- _GOAL OF THE EXERCISE_
Give the listing again character for character, but drop the images.

Dataset listings of figures
# # # # # # #
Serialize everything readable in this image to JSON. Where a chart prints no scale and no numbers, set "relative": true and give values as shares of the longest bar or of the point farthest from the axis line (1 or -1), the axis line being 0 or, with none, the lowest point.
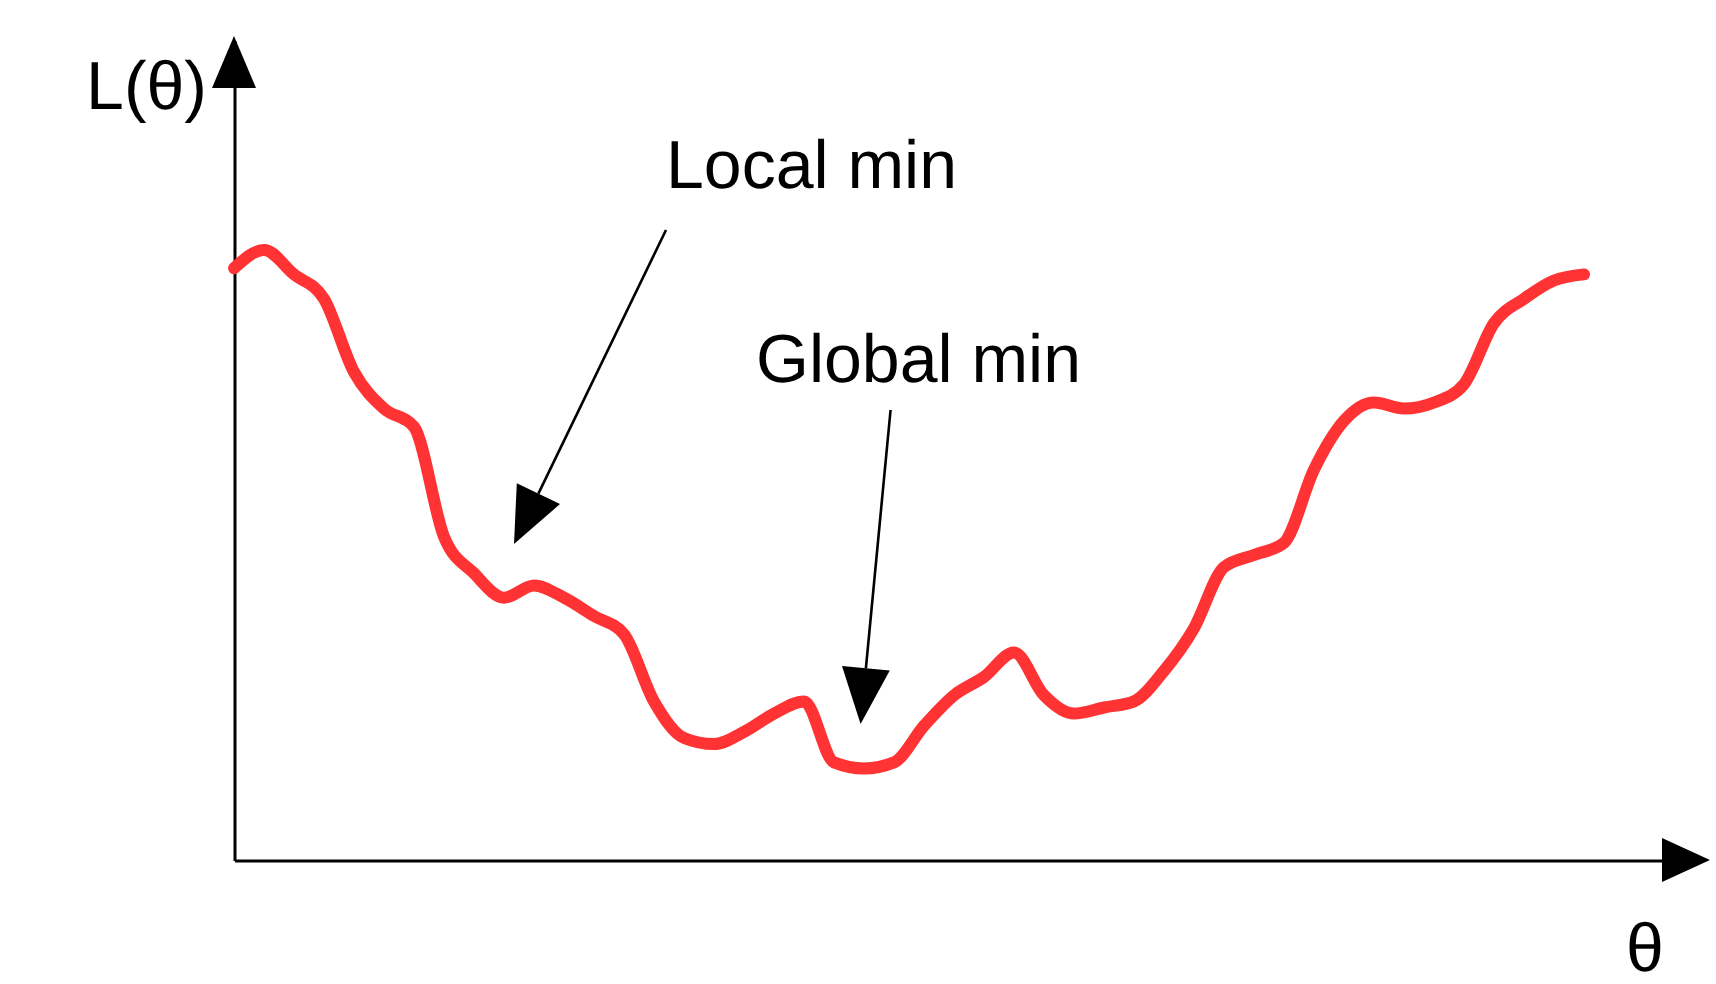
{
  "chart_data": {
    "type": "line",
    "relative": true,
    "xlabel": "θ",
    "ylabel": "L(θ)",
    "grid": false,
    "marker": "none",
    "line_style": "solid",
    "annotations": [
      "Local min",
      "Global min"
    ],
    "categories": [
      null,
      null,
      null,
      null,
      null,
      null,
      null,
      null,
      null,
      null,
      null,
      null,
      null,
      null,
      null,
      null,
      null,
      null,
      null,
      null,
      null,
      null,
      null,
      null,
      null,
      null,
      null,
      null,
      null,
      null,
      null,
      null,
      null,
      null,
      null,
      null,
      null,
      null,
      null,
      null,
      null,
      null,
      null,
      null,
      null,
      null
    ],
    "series": [
      {
        "color": "#ff3333",
        "values": [
          0.97,
          1.0,
          0.96,
          0.92,
          0.8,
          0.74,
          0.71,
          0.53,
          0.47,
          0.43,
          0.45,
          0.43,
          0.4,
          0.37,
          0.26,
          0.2,
          0.19,
          0.21,
          0.24,
          0.26,
          0.16,
          0.15,
          0.16,
          0.22,
          0.27,
          0.3,
          0.34,
          0.27,
          0.24,
          0.25,
          0.26,
          0.31,
          0.38,
          0.48,
          0.5,
          0.52,
          0.64,
          0.72,
          0.75,
          0.74,
          0.75,
          0.78,
          0.88,
          0.92,
          0.95,
          0.96
        ]
      }
    ]
  }
}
# # # # # # #
- _RESULT FOR THIS EXERCISE_
Serialize everything readable in this image to JSON. Where a chart prints no scale and no numbers, set "relative": true and give values as shares of the longest bar or of the point farthest from the axis line (1 or -1), the axis line being 0 or, with none, the lowest point.
{
  "chart_data": {
    "type": "line",
    "relative": true,
    "xlabel": "θ",
    "ylabel": "L(θ)",
    "grid": false,
    "marker": "none",
    "line_style": "solid",
    "annotations": [
      "Local min",
      "Global min"
    ],
    "categories": [
      null,
      null,
      null,
      null,
      null,
      null,
      null,
      null,
      null,
      null,
      null,
      null,
      null,
      null,
      null,
      null,
      null,
      null,
      null,
      null,
      null,
      null,
      null,
      null,
      null,
      null,
      null,
      null,
      null,
      null,
      null,
      null,
      null,
      null,
      null,
      null,
      null,
      null,
      null,
      null,
      null,
      null,
      null,
      null,
      null,
      null
    ],
    "series": [
      {
        "color": "#ff3333",
        "values": [
          0.97,
          1.0,
          0.96,
          0.92,
          0.8,
          0.74,
          0.71,
          0.53,
          0.47,
          0.43,
          0.45,
          0.43,
          0.4,
          0.37,
          0.26,
          0.2,
          0.19,
          0.21,
          0.24,
          0.26,
          0.16,
          0.15,
          0.16,
          0.22,
          0.27,
          0.3,
          0.34,
          0.27,
          0.24,
          0.25,
          0.26,
          0.31,
          0.38,
          0.48,
          0.5,
          0.52,
          0.64,
          0.72,
          0.75,
          0.74,
          0.75,
          0.78,
          0.88,
          0.92,
          0.95,
          0.96
        ]
      }
    ]
  }
}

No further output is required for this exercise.